*WHAT IS REQUIRED:* Render the material again word for word, skipping the pictures in it.

*EXTRACTED ENTRIES:*

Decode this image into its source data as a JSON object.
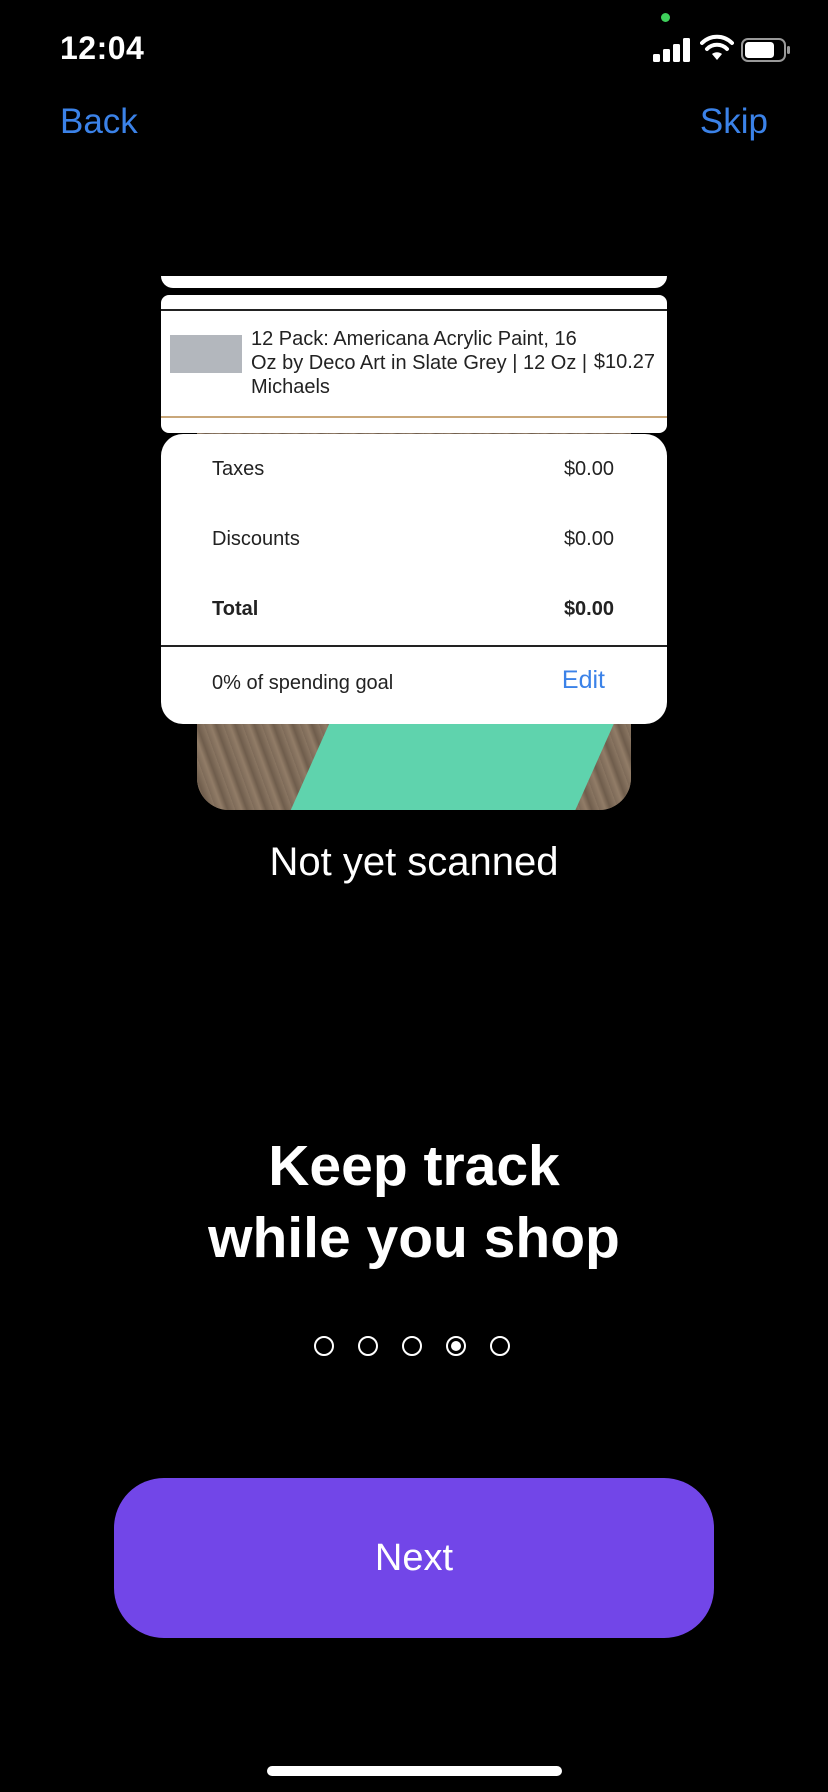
{
  "status_bar": {
    "time": "12:04",
    "icons": [
      "signal-icon",
      "wifi-icon",
      "battery-icon"
    ]
  },
  "nav": {
    "back_label": "Back",
    "skip_label": "Skip"
  },
  "receipt_item": {
    "title": "12 Pack: Americana Acrylic Paint, 16 Oz by Deco Art in Slate Grey | 12 Oz | Michaels",
    "price": "$10.27"
  },
  "summary": {
    "rows": [
      {
        "label": "Taxes",
        "value": "$0.00"
      },
      {
        "label": "Discounts",
        "value": "$0.00"
      },
      {
        "label": "Total",
        "value": "$0.00"
      }
    ],
    "goal_label": "0% of spending goal",
    "edit_label": "Edit"
  },
  "scan_status": "Not yet scanned",
  "headline": {
    "line1": "Keep track",
    "line2": "while you shop"
  },
  "pagination": {
    "total": 5,
    "current": 4
  },
  "next_label": "Next",
  "colors": {
    "accent_blue": "#3b82e8",
    "button_purple": "#7246e8",
    "background": "#000000"
  }
}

*ANSWER FOR THE TASK:*
Decode this image into its source data as a JSON object.
{
  "status_bar": {
    "time": "12:04",
    "icons": [
      "signal-icon",
      "wifi-icon",
      "battery-icon"
    ]
  },
  "nav": {
    "back_label": "Back",
    "skip_label": "Skip"
  },
  "receipt_item": {
    "title": "12 Pack: Americana Acrylic Paint, 16 Oz by Deco Art in Slate Grey | 12 Oz | Michaels",
    "price": "$10.27"
  },
  "summary": {
    "rows": [
      {
        "label": "Taxes",
        "value": "$0.00"
      },
      {
        "label": "Discounts",
        "value": "$0.00"
      },
      {
        "label": "Total",
        "value": "$0.00"
      }
    ],
    "goal_label": "0% of spending goal",
    "edit_label": "Edit"
  },
  "scan_status": "Not yet scanned",
  "headline": {
    "line1": "Keep track",
    "line2": "while you shop"
  },
  "pagination": {
    "total": 5,
    "current": 4
  },
  "next_label": "Next",
  "colors": {
    "accent_blue": "#3b82e8",
    "button_purple": "#7246e8",
    "background": "#000000"
  }
}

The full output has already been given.